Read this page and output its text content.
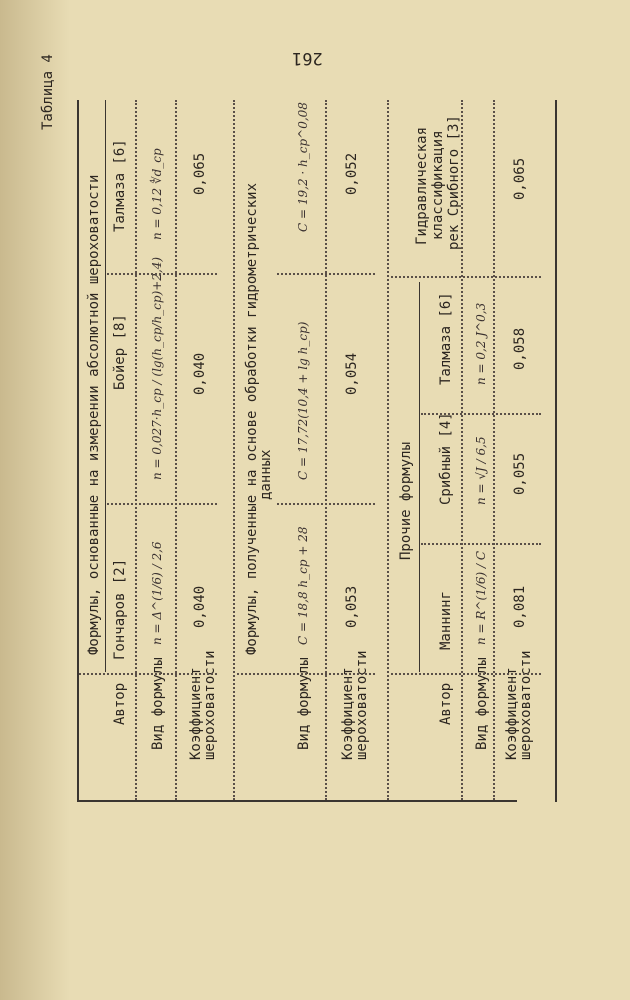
261
Таблица 4
Автор Вид формулы Коэффициент
шероховатости
Формулы, основанные на измерении абсолютной шероховатости Гончаров [2] n = Δ^(1/6) / 2,6 0,040
Бойер [8] n = 0,027·h_cp / (lg(h_cp/h_cp)+2,4) 0,040
Талмаза [6] n = 0,12 ∜d_cp 0,065
Вид формулы Коэффициент
шероховатости
Формулы, полученные на основе обработки гидрометрических
данных
C = 18,8 h_cp + 28 0,053
C = 17,72(10,4 + lg h_cp) 0,054
C = 19,2 · h_cp^0,08 0,052
Автор Вид формулы Коэффициент
шероховатости
Прочие формулы
Гидравлическая классификация рек Срибного [3]
Маннинг n = R^(1/6) / C 0,081
Срибный [4] n = √J / 6,5 0,055
Талмаза [6] n = 0,2 J^0,3 0,058
0,065
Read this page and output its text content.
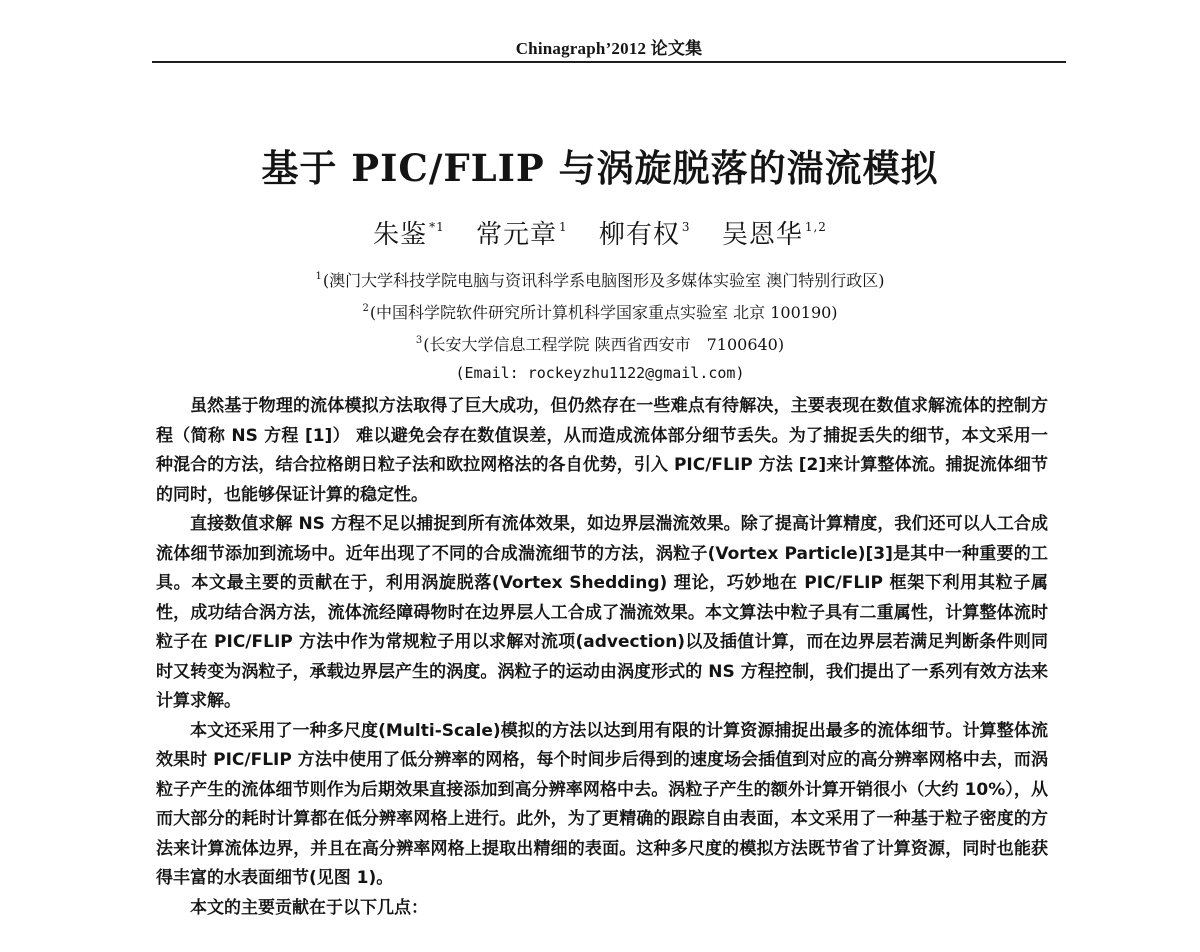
Chinagraph’2012 论文集
基于 PIC/FLIP 与涡旋脱落的湍流模拟
朱鉴 $^{*1}$ 常元章 $^1$ 柳有权 $^3$ 吴恩华 $^{1,2}$
$^1$(澳门大学科技学院电脑与资讯科学系电脑图形及多媒体实验室 澳门特别行政区)
$^2$(中国科学院软件研究所计算机科学国家重点实验室 北京 100190)
$^3$(长安大学信息工程学院 陕西省西安市　7100640)
(Email: rockeyzhu1122@gmail.com)

虽然基于物理的流体模拟方法取得了巨大成功，但仍然存在一些难点有待解决，主要表现在数值求解流体的控制方程（简称 NS 方程 [1]） 难以避免会存在数值误差，从而造成流体部分细节丢失。为了捕捉丢失的细节，本文采用一种混合的方法，结合拉格朗日粒子法和欧拉网格法的各自优势，引入 PIC/FLIP 方法 [2]来计算整体流。捕捉流体细节的同时，也能够保证计算的稳定性。

直接数值求解 NS 方程不足以捕捉到所有流体效果，如边界层湍流效果。除了提高计算精度，我们还可以人工合成流体细节添加到流场中。近年出现了不同的合成湍流细节的方法，涡粒子(Vortex Particle)[3]是其中一种重要的工具。本文最主要的贡献在于，利用涡旋脱落(Vortex Shedding) 理论，巧妙地在 PIC/FLIP 框架下利用其粒子属性，成功结合涡方法，流体流经障碍物时在边界层人工合成了湍流效果。本文算法中粒子具有二重属性，计算整体流时粒子在 PIC/FLIP 方法中作为常规粒子用以求解对流项(advection)以及插值计算，而在边界层若满足判断条件则同时又转变为涡粒子，承载边界层产生的涡度。涡粒子的运动由涡度形式的 NS 方程控制，我们提出了一系列有效方法来计算求解。

本文还采用了一种多尺度(Multi-Scale)模拟的方法以达到用有限的计算资源捕捉出最多的流体细节。计算整体流效果时 PIC/FLIP 方法中使用了低分辨率的网格，每个时间步后得到的速度场会插值到对应的高分辨率网格中去，而涡粒子产生的流体细节则作为后期效果直接添加到高分辨率网格中去。涡粒子产生的额外计算开销很小（大约 10%），从而大部分的耗时计算都在低分辨率网格上进行。此外，为了更精确的跟踪自由表面，本文采用了一种基于粒子密度的方法来计算流体边界，并且在高分辨率网格上提取出精细的表面。这种多尺度的模拟方法既节省了计算资源，同时也能获得丰富的水表面细节(见图 1)。

本文的主要贡献在于以下几点：
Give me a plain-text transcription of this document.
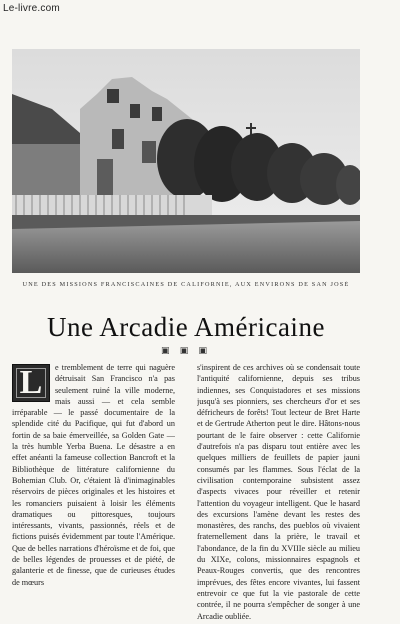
Le-livre.com
UNE DES MISSIONS FRANCISCAINES DE CALIFORNIE, AUX ENVIRONS DE SAN JOSÉ
Une Arcadie Américaine
▣ ▣ ▣
L	e tremblement de terre qui naguère détruisait San Francisco n'a pas seulement ruiné la ville moderne, mais aussi — et cela semble irréparable — le passé documentaire de la splendide cité du Pacifique, qui fut d'abord un fortin de sa baie émerveillée, sa Golden Gate — la très humble Yerba Buena. Le désastre a en effet anéanti la fameuse collection Bancroft et la Bibliothèque de littérature californienne du Bohemian Club. Or, c'étaient là d'inimaginables réservoirs de pièces originales et les histoires et les romanciers puisaient à loisir les éléments dramatiques ou pittoresques, toujours intéressants, vivants, passionnés, réels et de fictions puisés évidemment par toute l'Amérique. Que de belles narrations d'héroïsme et de foi, que de belles légendes de prouesses et de piété, de galanterie et de finesse, que de curieuses études de mœurs
s'inspirent de ces archives où se condensait toute l'antiquité californienne, depuis ses tribus indiennes, ses Conquistadores et ses missions jusqu'à ses pionniers, ses chercheurs d'or et ses défricheurs de forêts! Tout lecteur de Bret Harte et de Gertrude Atherton peut le dire. Hâtons-nous pourtant de le faire observer : cette Californie d'autrefois n'a pas disparu tout entière avec les quelques milliers de feuillets de papier jauni consumés par les flammes. Sous l'éclat de la civilisation contemporaine subsistent assez d'aspects vivaces pour réveiller et retenir l'attention du voyageur intelligent. Que le hasard des excursions l'amène devant les restes des monastères, des ranchs, des pueblos où vivaient fraternellement dans la prière, le travail et l'abondance, de la fin du XVIIIe siècle au milieu du XIXe, colons, missionnaires espagnols et Peaux-Rouges convertis, que des rencontres imprévues, des fêtes encore vivantes, lui fassent entrevoir ce que fut la vie pastorale de cette contrée, il ne pourra s'empêcher de songer à une Arcadie oubliée.
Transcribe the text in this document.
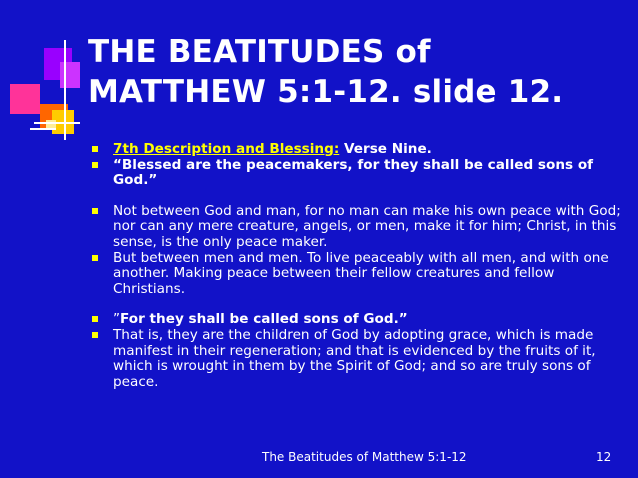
THE BEATITUDES of
MATTHEW 5:1-12. slide 12.
7th Description and Blessing: Verse Nine.
“Blessed are the peacemakers, for they shall be called sons of God.”
Not between God and man, for no man can make his own peace with God; nor can any mere creature, angels, or men, make it for him; Christ, in this sense, is the only peace maker.
But between men and men. To live peaceably with all men, and with one another. Making peace between their fellow creatures and fellow Christians.
”For they shall be called sons of God.”
That is, they are the children of God by adopting grace, which is made manifest in their regeneration; and that is evidenced by the fruits of it, which is wrought in them by the Spirit of God; and so are truly sons of peace.
The Beatitudes of Matthew 5:1-12	12
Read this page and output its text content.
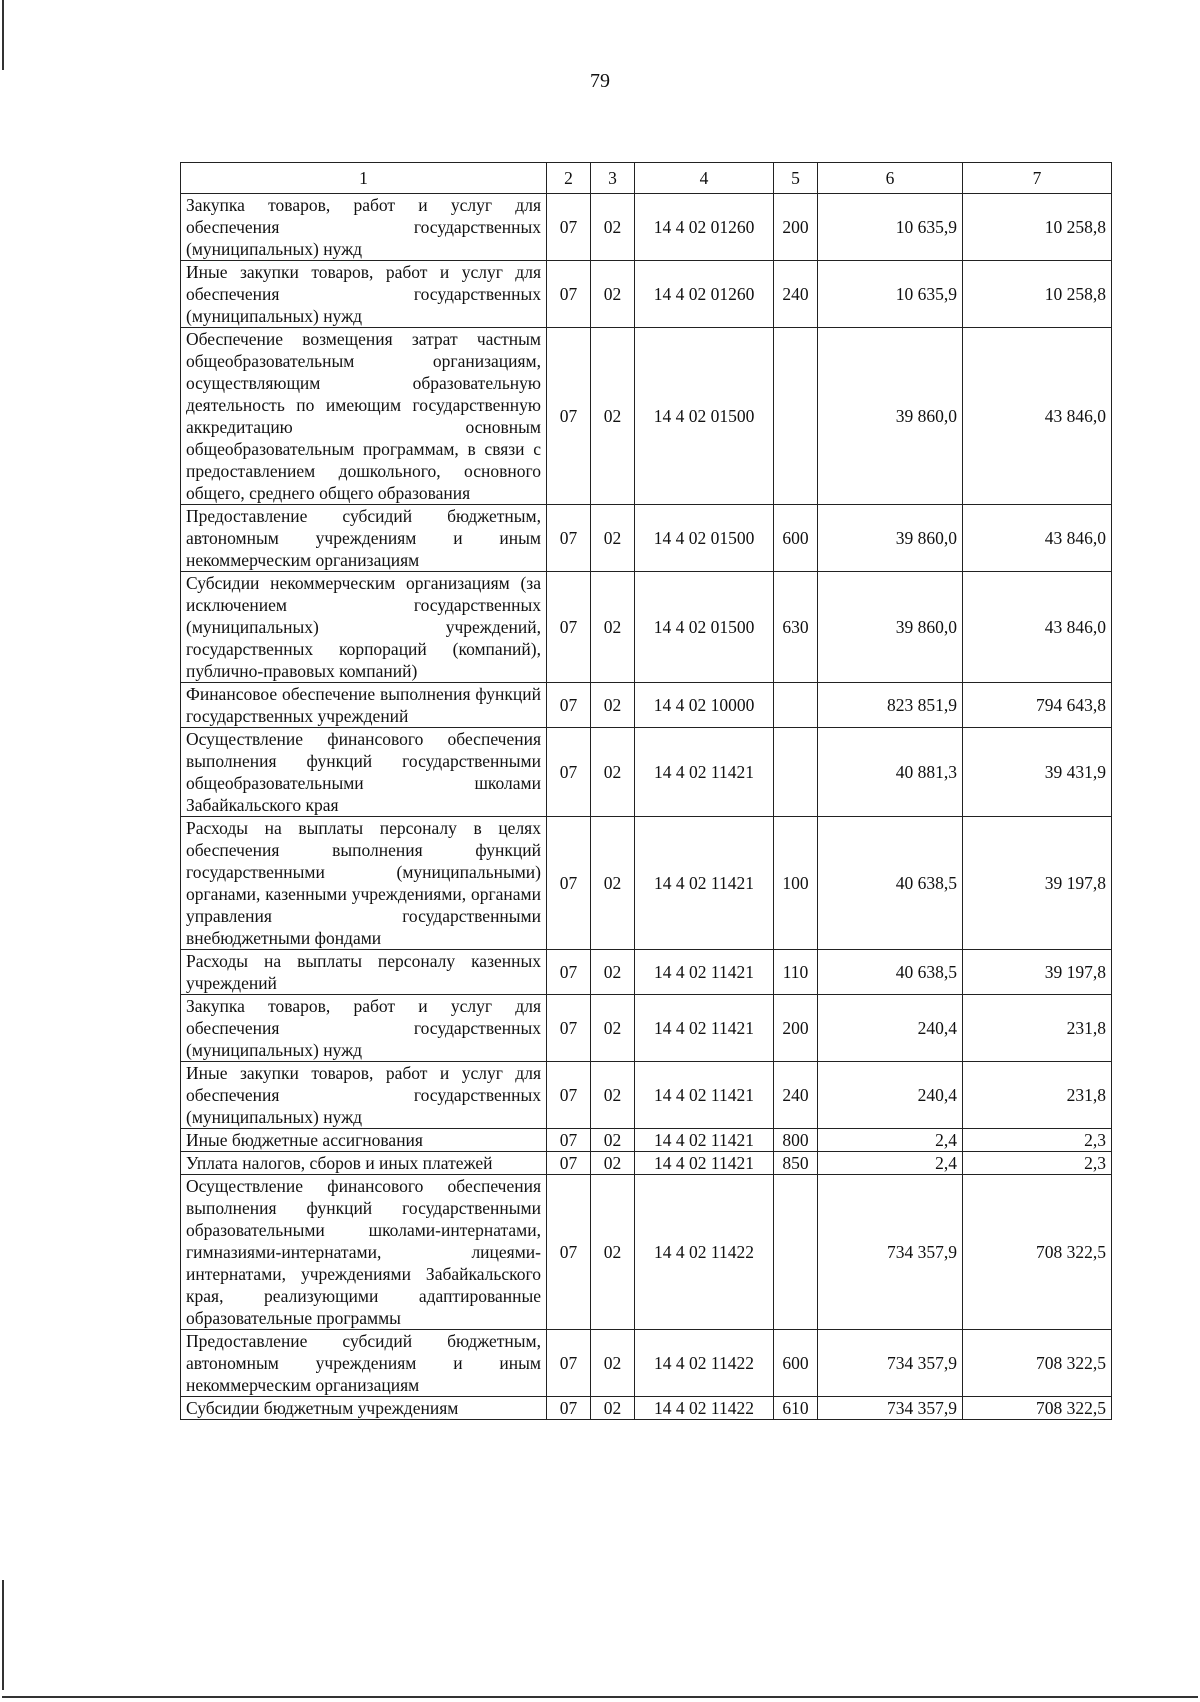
79
1	2	3	4	5	6	7
Закупка товаров, работ и услуг для обеспечения государственных (муниципальных) нужд	07	02	14 4 02 01260	200	10 635,9	10 258,8
Иные закупки товаров, работ и услуг для обеспечения государственных (муниципальных) нужд	07	02	14 4 02 01260	240	10 635,9	10 258,8
Обеспечение возмещения затрат частным общеобразовательным организациям, осуществляющим образовательную деятельность по имеющим государственную аккредитацию основным общеобразовательным программам, в связи с предоставлением дошкольного, основного общего, среднего общего образования	07	02	14 4 02 01500		39 860,0	43 846,0
Предоставление субсидий бюджетным, автономным учреждениям и иным некоммерческим организациям	07	02	14 4 02 01500	600	39 860,0	43 846,0
Субсидии некоммерческим организациям (за исключением государственных (муниципальных) учреждений, государственных корпораций (компаний), публично-правовых компаний)	07	02	14 4 02 01500	630	39 860,0	43 846,0
Финансовое обеспечение выполнения функций государственных учреждений	07	02	14 4 02 10000		823 851,9	794 643,8
Осуществление финансового обеспечения выполнения функций государственными общеобразовательными школами Забайкальского края	07	02	14 4 02 11421		40 881,3	39 431,9
Расходы на выплаты персоналу в целях обеспечения выполнения функций государственными (муниципальными) органами, казенными учреждениями, органами управления государственными внебюджетными фондами	07	02	14 4 02 11421	100	40 638,5	39 197,8
Расходы на выплаты персоналу казенных учреждений	07	02	14 4 02 11421	110	40 638,5	39 197,8
Закупка товаров, работ и услуг для обеспечения государственных (муниципальных) нужд	07	02	14 4 02 11421	200	240,4	231,8
Иные закупки товаров, работ и услуг для обеспечения государственных (муниципальных) нужд	07	02	14 4 02 11421	240	240,4	231,8
Иные бюджетные ассигнования	07	02	14 4 02 11421	800	2,4	2,3
Уплата налогов, сборов и иных платежей	07	02	14 4 02 11421	850	2,4	2,3
Осуществление финансового обеспечения выполнения функций государственными образовательными школами-интернатами, гимназиями-интернатами, лицеями-интернатами, учреждениями Забайкальского края, реализующими адаптированные образовательные программы	07	02	14 4 02 11422		734 357,9	708 322,5
Предоставление субсидий бюджетным, автономным учреждениям и иным некоммерческим организациям	07	02	14 4 02 11422	600	734 357,9	708 322,5
Субсидии бюджетным учреждениям	07	02	14 4 02 11422	610	734 357,9	708 322,5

- TO BE DONE
Some lines of the data above may hold the word "выполнения"; report how many do, and nothing else.

- OUTPUT FOR THIS EXERCISE
4